Copy out each line of the material below with no changes.

━━ Provided records

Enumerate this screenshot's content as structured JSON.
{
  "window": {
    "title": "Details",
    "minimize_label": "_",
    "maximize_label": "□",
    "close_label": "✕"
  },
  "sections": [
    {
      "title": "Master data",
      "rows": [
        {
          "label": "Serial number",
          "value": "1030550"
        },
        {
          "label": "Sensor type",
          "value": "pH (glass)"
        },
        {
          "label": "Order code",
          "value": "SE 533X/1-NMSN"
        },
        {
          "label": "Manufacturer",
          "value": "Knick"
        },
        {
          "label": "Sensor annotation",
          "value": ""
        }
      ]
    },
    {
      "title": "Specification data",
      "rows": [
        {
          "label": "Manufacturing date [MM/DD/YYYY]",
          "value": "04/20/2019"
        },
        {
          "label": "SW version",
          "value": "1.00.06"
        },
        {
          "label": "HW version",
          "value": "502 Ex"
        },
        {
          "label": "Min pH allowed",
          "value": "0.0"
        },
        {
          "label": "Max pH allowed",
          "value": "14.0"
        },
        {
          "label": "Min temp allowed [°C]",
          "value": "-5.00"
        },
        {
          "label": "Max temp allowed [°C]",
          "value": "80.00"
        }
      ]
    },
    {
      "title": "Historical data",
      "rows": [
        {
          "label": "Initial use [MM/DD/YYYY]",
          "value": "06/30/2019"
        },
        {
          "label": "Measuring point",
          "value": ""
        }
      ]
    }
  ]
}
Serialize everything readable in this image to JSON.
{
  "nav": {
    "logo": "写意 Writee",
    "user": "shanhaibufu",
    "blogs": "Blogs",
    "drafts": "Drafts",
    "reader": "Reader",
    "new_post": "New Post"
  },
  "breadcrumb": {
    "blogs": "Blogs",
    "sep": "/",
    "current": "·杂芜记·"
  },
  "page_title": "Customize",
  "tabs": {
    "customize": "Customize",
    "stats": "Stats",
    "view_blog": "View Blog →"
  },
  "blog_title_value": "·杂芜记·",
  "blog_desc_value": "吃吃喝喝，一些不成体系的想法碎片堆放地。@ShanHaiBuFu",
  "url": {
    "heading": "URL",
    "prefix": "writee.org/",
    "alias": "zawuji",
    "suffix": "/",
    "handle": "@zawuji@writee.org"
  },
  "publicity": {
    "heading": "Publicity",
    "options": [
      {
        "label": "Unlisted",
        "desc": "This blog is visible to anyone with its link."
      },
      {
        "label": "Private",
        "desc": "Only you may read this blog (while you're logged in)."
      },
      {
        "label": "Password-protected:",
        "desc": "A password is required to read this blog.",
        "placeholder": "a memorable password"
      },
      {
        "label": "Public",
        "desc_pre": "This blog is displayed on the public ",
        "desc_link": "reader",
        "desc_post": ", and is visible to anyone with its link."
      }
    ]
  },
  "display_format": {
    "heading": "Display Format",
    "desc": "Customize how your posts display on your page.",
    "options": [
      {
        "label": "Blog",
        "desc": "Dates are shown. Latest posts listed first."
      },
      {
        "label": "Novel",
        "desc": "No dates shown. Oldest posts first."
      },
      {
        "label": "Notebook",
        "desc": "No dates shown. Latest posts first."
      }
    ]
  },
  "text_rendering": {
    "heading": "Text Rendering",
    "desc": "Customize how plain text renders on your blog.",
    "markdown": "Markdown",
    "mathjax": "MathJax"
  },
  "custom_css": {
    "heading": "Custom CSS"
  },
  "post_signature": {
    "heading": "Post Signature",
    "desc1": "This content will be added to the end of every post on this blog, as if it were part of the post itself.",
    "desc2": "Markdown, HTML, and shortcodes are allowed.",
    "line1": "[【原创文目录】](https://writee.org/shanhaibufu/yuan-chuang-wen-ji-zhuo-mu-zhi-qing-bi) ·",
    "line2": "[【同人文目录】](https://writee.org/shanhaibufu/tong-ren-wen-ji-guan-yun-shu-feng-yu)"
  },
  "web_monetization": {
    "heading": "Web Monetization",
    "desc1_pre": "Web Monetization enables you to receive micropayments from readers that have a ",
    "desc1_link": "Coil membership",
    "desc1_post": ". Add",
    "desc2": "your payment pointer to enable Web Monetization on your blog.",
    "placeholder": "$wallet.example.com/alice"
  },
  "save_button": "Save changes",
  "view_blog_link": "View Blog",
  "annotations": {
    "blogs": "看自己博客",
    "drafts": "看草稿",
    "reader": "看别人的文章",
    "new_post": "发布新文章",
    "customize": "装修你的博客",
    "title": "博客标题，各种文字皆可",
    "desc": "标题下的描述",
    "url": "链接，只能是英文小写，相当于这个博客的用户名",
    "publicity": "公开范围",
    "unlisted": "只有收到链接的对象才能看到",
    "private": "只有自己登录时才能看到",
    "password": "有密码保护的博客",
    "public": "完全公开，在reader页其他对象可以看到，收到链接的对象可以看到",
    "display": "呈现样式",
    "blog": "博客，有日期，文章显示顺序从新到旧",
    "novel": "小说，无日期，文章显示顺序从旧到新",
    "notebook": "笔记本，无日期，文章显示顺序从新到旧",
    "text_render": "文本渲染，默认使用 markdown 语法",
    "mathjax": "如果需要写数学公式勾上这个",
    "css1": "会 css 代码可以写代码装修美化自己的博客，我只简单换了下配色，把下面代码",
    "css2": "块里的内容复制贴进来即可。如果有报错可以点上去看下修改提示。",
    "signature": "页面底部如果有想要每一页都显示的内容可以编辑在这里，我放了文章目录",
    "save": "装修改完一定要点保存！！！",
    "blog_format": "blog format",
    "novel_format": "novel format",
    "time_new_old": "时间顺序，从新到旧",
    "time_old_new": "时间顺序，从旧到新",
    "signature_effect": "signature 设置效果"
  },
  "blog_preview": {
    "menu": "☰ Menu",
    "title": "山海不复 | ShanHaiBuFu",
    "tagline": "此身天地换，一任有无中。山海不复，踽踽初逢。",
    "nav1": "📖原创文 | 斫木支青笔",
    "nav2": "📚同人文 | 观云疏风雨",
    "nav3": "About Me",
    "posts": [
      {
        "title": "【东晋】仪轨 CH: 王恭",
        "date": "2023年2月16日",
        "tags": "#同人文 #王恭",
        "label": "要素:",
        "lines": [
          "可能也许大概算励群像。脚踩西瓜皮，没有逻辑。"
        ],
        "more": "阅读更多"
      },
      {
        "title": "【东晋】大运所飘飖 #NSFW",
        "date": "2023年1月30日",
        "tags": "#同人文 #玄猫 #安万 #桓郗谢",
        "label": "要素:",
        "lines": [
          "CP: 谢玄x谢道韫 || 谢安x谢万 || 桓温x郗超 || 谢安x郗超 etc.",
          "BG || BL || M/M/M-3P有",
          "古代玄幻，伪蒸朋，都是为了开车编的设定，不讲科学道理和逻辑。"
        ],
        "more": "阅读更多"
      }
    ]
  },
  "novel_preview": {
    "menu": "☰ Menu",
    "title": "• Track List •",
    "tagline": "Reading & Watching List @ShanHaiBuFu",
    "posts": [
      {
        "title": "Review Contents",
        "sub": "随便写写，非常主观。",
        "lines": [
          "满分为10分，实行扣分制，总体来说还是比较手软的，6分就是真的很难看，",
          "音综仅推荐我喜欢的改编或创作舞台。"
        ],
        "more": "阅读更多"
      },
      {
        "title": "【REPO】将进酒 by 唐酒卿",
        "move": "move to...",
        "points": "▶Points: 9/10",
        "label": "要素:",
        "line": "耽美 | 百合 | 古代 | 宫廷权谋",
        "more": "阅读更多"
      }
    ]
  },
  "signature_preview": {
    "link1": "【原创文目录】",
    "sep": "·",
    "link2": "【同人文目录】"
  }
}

━━━━

### Response
Enumerate this screenshot's content as structured JSON.
{
  "window": {
    "title": "Details",
    "minimize_label": "_",
    "maximize_label": "□",
    "close_label": "✕"
  },
  "sections": [
    {
      "title": "Master data",
      "rows": [
        {
          "label": "Serial number",
          "value": "1030550"
        },
        {
          "label": "Sensor type",
          "value": "pH (glass)"
        },
        {
          "label": "Order code",
          "value": "SE 533X/1-NMSN"
        },
        {
          "label": "Manufacturer",
          "value": "Knick"
        },
        {
          "label": "Sensor annotation",
          "value": ""
        }
      ]
    },
    {
      "title": "Specification data",
      "rows": [
        {
          "label": "Manufacturing date [MM/DD/YYYY]",
          "value": "04/20/2019"
        },
        {
          "label": "SW version",
          "value": "1.00.06"
        },
        {
          "label": "HW version",
          "value": "502 Ex"
        },
        {
          "label": "Min pH allowed",
          "value": "0.0"
        },
        {
          "label": "Max pH allowed",
          "value": "14.0"
        },
        {
          "label": "Min temp allowed [°C]",
          "value": "-5.00"
        },
        {
          "label": "Max temp allowed [°C]",
          "value": "80.00"
        }
      ]
    },
    {
      "title": "Historical data",
      "rows": [
        {
          "label": "Initial use [MM/DD/YYYY]",
          "value": "06/30/2019"
        },
        {
          "label": "Measuring point",
          "value": ""
        }
      ]
    }
  ]
}
Serialize everything readable in this image to JSON.
{
  "nav": {
    "logo": "写意 Writee",
    "user": "shanhaibufu",
    "blogs": "Blogs",
    "drafts": "Drafts",
    "reader": "Reader",
    "new_post": "New Post"
  },
  "breadcrumb": {
    "blogs": "Blogs",
    "sep": "/",
    "current": "·杂芜记·"
  },
  "page_title": "Customize",
  "tabs": {
    "customize": "Customize",
    "stats": "Stats",
    "view_blog": "View Blog →"
  },
  "blog_title_value": "·杂芜记·",
  "blog_desc_value": "吃吃喝喝，一些不成体系的想法碎片堆放地。@ShanHaiBuFu",
  "url": {
    "heading": "URL",
    "prefix": "writee.org/",
    "alias": "zawuji",
    "suffix": "/",
    "handle": "@zawuji@writee.org"
  },
  "publicity": {
    "heading": "Publicity",
    "options": [
      {
        "label": "Unlisted",
        "desc": "This blog is visible to anyone with its link."
      },
      {
        "label": "Private",
        "desc": "Only you may read this blog (while you're logged in)."
      },
      {
        "label": "Password-protected:",
        "desc": "A password is required to read this blog.",
        "placeholder": "a memorable password"
      },
      {
        "label": "Public",
        "desc_pre": "This blog is displayed on the public ",
        "desc_link": "reader",
        "desc_post": ", and is visible to anyone with its link."
      }
    ]
  },
  "display_format": {
    "heading": "Display Format",
    "desc": "Customize how your posts display on your page.",
    "options": [
      {
        "label": "Blog",
        "desc": "Dates are shown. Latest posts listed first."
      },
      {
        "label": "Novel",
        "desc": "No dates shown. Oldest posts first."
      },
      {
        "label": "Notebook",
        "desc": "No dates shown. Latest posts first."
      }
    ]
  },
  "text_rendering": {
    "heading": "Text Rendering",
    "desc": "Customize how plain text renders on your blog.",
    "markdown": "Markdown",
    "mathjax": "MathJax"
  },
  "custom_css": {
    "heading": "Custom CSS"
  },
  "post_signature": {
    "heading": "Post Signature",
    "desc1": "This content will be added to the end of every post on this blog, as if it were part of the post itself.",
    "desc2": "Markdown, HTML, and shortcodes are allowed.",
    "line1": "[【原创文目录】](https://writee.org/shanhaibufu/yuan-chuang-wen-ji-zhuo-mu-zhi-qing-bi) ·",
    "line2": "[【同人文目录】](https://writee.org/shanhaibufu/tong-ren-wen-ji-guan-yun-shu-feng-yu)"
  },
  "web_monetization": {
    "heading": "Web Monetization",
    "desc1_pre": "Web Monetization enables you to receive micropayments from readers that have a ",
    "desc1_link": "Coil membership",
    "desc1_post": ". Add",
    "desc2": "your payment pointer to enable Web Monetization on your blog.",
    "placeholder": "$wallet.example.com/alice"
  },
  "save_button": "Save changes",
  "view_blog_link": "View Blog",
  "annotations": {
    "blogs": "看自己博客",
    "drafts": "看草稿",
    "reader": "看别人的文章",
    "new_post": "发布新文章",
    "customize": "装修你的博客",
    "title": "博客标题，各种文字皆可",
    "desc": "标题下的描述",
    "url": "链接，只能是英文小写，相当于这个博客的用户名",
    "publicity": "公开范围",
    "unlisted": "只有收到链接的对象才能看到",
    "private": "只有自己登录时才能看到",
    "password": "有密码保护的博客",
    "public": "完全公开，在reader页其他对象可以看到，收到链接的对象可以看到",
    "display": "呈现样式",
    "blog": "博客，有日期，文章显示顺序从新到旧",
    "novel": "小说，无日期，文章显示顺序从旧到新",
    "notebook": "笔记本，无日期，文章显示顺序从新到旧",
    "text_render": "文本渲染，默认使用 markdown 语法",
    "mathjax": "如果需要写数学公式勾上这个",
    "css1": "会 css 代码可以写代码装修美化自己的博客，我只简单换了下配色，把下面代码",
    "css2": "块里的内容复制贴进来即可。如果有报错可以点上去看下修改提示。",
    "signature": "页面底部如果有想要每一页都显示的内容可以编辑在这里，我放了文章目录",
    "save": "装修改完一定要点保存！！！",
    "blog_format": "blog format",
    "novel_format": "novel format",
    "time_new_old": "时间顺序，从新到旧",
    "time_old_new": "时间顺序，从旧到新",
    "signature_effect": "signature 设置效果"
  },
  "blog_preview": {
    "menu": "☰ Menu",
    "title": "山海不复 | ShanHaiBuFu",
    "tagline": "此身天地换，一任有无中。山海不复，踽踽初逢。",
    "nav1": "📖原创文 | 斫木支青笔",
    "nav2": "📚同人文 | 观云疏风雨",
    "nav3": "About Me",
    "posts": [
      {
        "title": "【东晋】仪轨 CH: 王恭",
        "date": "2023年2月16日",
        "tags": "#同人文 #王恭",
        "label": "要素:",
        "lines": [
          "可能也许大概算励群像。脚踩西瓜皮，没有逻辑。"
        ],
        "more": "阅读更多"
      },
      {
        "title": "【东晋】大运所飘飖 #NSFW",
        "date": "2023年1月30日",
        "tags": "#同人文 #玄猫 #安万 #桓郗谢",
        "label": "要素:",
        "lines": [
          "CP: 谢玄x谢道韫 || 谢安x谢万 || 桓温x郗超 || 谢安x郗超 etc.",
          "BG || BL || M/M/M-3P有",
          "古代玄幻，伪蒸朋，都是为了开车编的设定，不讲科学道理和逻辑。"
        ],
        "more": "阅读更多"
      }
    ]
  },
  "novel_preview": {
    "menu": "☰ Menu",
    "title": "• Track List •",
    "tagline": "Reading & Watching List @ShanHaiBuFu",
    "posts": [
      {
        "title": "Review Contents",
        "sub": "随便写写，非常主观。",
        "lines": [
          "满分为10分，实行扣分制，总体来说还是比较手软的，6分就是真的很难看，",
          "音综仅推荐我喜欢的改编或创作舞台。"
        ],
        "more": "阅读更多"
      },
      {
        "title": "【REPO】将进酒 by 唐酒卿",
        "move": "move to...",
        "points": "▶Points: 9/10",
        "label": "要素:",
        "line": "耽美 | 百合 | 古代 | 宫廷权谋",
        "more": "阅读更多"
      }
    ]
  },
  "signature_preview": {
    "link1": "【原创文目录】",
    "sep": "·",
    "link2": "【同人文目录】"
  }
}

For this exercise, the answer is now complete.